══ Exercise inputs ══
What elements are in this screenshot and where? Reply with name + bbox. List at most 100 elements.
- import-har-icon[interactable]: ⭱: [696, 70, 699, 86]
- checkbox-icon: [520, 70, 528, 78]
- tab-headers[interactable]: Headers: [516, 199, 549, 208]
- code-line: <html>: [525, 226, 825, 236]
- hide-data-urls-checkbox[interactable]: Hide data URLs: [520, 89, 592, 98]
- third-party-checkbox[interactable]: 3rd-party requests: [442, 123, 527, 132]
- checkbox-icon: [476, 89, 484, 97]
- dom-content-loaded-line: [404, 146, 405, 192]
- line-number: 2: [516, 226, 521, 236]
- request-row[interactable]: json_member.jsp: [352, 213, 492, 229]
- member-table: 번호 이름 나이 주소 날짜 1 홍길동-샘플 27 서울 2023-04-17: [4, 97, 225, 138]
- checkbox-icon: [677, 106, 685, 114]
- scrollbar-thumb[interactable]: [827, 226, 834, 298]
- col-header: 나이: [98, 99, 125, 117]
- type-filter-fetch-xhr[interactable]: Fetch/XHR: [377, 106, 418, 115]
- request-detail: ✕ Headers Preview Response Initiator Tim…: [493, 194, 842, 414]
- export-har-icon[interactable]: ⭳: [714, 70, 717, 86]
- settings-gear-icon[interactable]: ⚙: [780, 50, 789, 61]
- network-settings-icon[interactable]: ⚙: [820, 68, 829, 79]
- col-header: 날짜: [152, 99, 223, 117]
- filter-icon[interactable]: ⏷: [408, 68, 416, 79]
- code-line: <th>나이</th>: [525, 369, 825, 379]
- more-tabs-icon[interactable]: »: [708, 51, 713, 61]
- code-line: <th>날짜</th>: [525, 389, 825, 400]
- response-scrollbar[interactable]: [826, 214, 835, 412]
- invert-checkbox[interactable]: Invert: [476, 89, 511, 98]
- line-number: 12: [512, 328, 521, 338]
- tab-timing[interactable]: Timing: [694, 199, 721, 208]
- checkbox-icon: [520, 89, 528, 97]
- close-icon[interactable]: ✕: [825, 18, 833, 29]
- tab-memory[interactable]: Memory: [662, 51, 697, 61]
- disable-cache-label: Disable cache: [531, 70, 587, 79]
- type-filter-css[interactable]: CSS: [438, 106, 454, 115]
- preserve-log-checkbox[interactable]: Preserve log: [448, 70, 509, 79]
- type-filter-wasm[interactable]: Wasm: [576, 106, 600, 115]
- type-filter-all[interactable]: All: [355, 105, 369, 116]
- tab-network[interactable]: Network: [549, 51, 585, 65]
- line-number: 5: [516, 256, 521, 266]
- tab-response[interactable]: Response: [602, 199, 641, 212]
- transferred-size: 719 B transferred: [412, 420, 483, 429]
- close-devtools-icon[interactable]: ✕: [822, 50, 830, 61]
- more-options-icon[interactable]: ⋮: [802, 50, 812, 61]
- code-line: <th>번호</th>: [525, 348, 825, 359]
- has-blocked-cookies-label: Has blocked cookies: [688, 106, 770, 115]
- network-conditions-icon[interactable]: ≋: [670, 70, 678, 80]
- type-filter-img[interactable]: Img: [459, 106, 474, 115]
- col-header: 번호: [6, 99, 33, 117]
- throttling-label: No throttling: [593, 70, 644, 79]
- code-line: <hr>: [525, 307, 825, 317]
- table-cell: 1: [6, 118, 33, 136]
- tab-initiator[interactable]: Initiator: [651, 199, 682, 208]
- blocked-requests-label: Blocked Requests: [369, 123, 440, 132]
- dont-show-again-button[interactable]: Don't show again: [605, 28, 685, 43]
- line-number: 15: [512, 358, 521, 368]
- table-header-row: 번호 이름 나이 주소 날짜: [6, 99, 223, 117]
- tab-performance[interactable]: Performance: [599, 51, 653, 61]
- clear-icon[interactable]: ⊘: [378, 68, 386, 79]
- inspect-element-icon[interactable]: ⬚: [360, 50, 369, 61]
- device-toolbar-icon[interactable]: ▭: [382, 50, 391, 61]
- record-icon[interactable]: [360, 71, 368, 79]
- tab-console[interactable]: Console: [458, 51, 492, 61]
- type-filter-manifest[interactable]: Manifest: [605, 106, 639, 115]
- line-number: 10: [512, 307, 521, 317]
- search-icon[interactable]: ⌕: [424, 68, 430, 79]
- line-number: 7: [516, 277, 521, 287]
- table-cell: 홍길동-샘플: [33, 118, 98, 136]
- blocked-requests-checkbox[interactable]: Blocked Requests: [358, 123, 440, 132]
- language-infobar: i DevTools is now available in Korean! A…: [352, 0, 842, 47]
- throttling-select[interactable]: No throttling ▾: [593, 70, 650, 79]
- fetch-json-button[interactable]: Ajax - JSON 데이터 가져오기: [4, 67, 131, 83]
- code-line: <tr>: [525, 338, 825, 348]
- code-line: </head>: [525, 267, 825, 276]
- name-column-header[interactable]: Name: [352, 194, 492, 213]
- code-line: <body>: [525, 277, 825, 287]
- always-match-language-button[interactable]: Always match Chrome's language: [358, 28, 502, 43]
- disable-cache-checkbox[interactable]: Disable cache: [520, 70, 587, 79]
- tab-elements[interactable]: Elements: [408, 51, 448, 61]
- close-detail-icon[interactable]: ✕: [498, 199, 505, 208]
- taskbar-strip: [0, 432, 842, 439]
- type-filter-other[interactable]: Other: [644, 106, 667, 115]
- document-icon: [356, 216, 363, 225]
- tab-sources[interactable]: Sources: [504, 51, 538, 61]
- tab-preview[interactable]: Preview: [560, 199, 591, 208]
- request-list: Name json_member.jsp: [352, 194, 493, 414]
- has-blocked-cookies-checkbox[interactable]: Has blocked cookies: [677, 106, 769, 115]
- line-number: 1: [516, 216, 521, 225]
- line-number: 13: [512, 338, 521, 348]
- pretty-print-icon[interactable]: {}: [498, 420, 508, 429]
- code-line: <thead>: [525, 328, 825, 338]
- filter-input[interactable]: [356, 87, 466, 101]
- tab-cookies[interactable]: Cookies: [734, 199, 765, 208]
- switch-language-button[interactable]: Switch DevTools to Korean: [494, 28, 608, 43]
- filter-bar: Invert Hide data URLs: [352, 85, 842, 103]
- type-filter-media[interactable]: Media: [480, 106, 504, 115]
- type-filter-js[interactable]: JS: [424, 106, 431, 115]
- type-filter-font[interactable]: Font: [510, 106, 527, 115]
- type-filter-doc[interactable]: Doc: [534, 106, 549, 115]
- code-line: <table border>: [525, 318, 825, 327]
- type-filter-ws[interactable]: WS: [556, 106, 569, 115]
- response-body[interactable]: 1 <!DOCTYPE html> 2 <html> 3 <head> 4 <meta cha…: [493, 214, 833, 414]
═══
Directive: Give the lines as a numbered list, from the first line up to and including the line with "- type-filter-wasm[interactable]: Wasm: [576, 106, 600, 115]", leaving out any blank lines.

Output for this task:
1. What elements are in this screenshot and where? Reply with name + bbox. List at most 100 elements.
2. - import-har-icon[interactable]: ⭱: [696, 70, 699, 86]
3. - checkbox-icon: [520, 70, 528, 78]
4. - tab-headers[interactable]: Headers: [516, 199, 549, 208]
5. - code-line: <html>: [525, 226, 825, 236]
6. - hide-data-urls-checkbox[interactable]: Hide data URLs: [520, 89, 592, 98]
7. - third-party-checkbox[interactable]: 3rd-party requests: [442, 123, 527, 132]
8. - checkbox-icon: [476, 89, 484, 97]
9. - dom-content-loaded-line: [404, 146, 405, 192]
10. - line-number: 2: [516, 226, 521, 236]
11. - request-row[interactable]: json_member.jsp: [352, 213, 492, 229]
12. - member-table: 번호 이름 나이 주소 날짜 1 홍길동-샘플 27 서울 2023-04-17: [4, 97, 225, 138]
13. - checkbox-icon: [677, 106, 685, 114]
14. - scrollbar-thumb[interactable]: [827, 226, 834, 298]
15. - col-header: 나이: [98, 99, 125, 117]
16. - type-filter-fetch-xhr[interactable]: Fetch/XHR: [377, 106, 418, 115]
17. - request-detail: ✕ Headers Preview Response Initiator Tim…: [493, 194, 842, 414]
18. - export-har-icon[interactable]: ⭳: [714, 70, 717, 86]
19. - settings-gear-icon[interactable]: ⚙: [780, 50, 789, 61]
20. - network-settings-icon[interactable]: ⚙: [820, 68, 829, 79]
21. - col-header: 날짜: [152, 99, 223, 117]
22. - filter-icon[interactable]: ⏷: [408, 68, 416, 79]
23. - code-line: <th>나이</th>: [525, 369, 825, 379]
24. - more-tabs-icon[interactable]: »: [708, 51, 713, 61]
25. - code-line: <th>날짜</th>: [525, 389, 825, 400]
26. - response-scrollbar[interactable]: [826, 214, 835, 412]
27. - invert-checkbox[interactable]: Invert: [476, 89, 511, 98]
28. - line-number: 12: [512, 328, 521, 338]
29. - tab-timing[interactable]: Timing: [694, 199, 721, 208]
30. - checkbox-icon: [520, 89, 528, 97]
31. - close-icon[interactable]: ✕: [825, 18, 833, 29]
32. - tab-memory[interactable]: Memory: [662, 51, 697, 61]
33. - disable-cache-label: Disable cache: [531, 70, 587, 79]
34. - type-filter-css[interactable]: CSS: [438, 106, 454, 115]
35. - preserve-log-checkbox[interactable]: Preserve log: [448, 70, 509, 79]
36. - type-filter-wasm[interactable]: Wasm: [576, 106, 600, 115]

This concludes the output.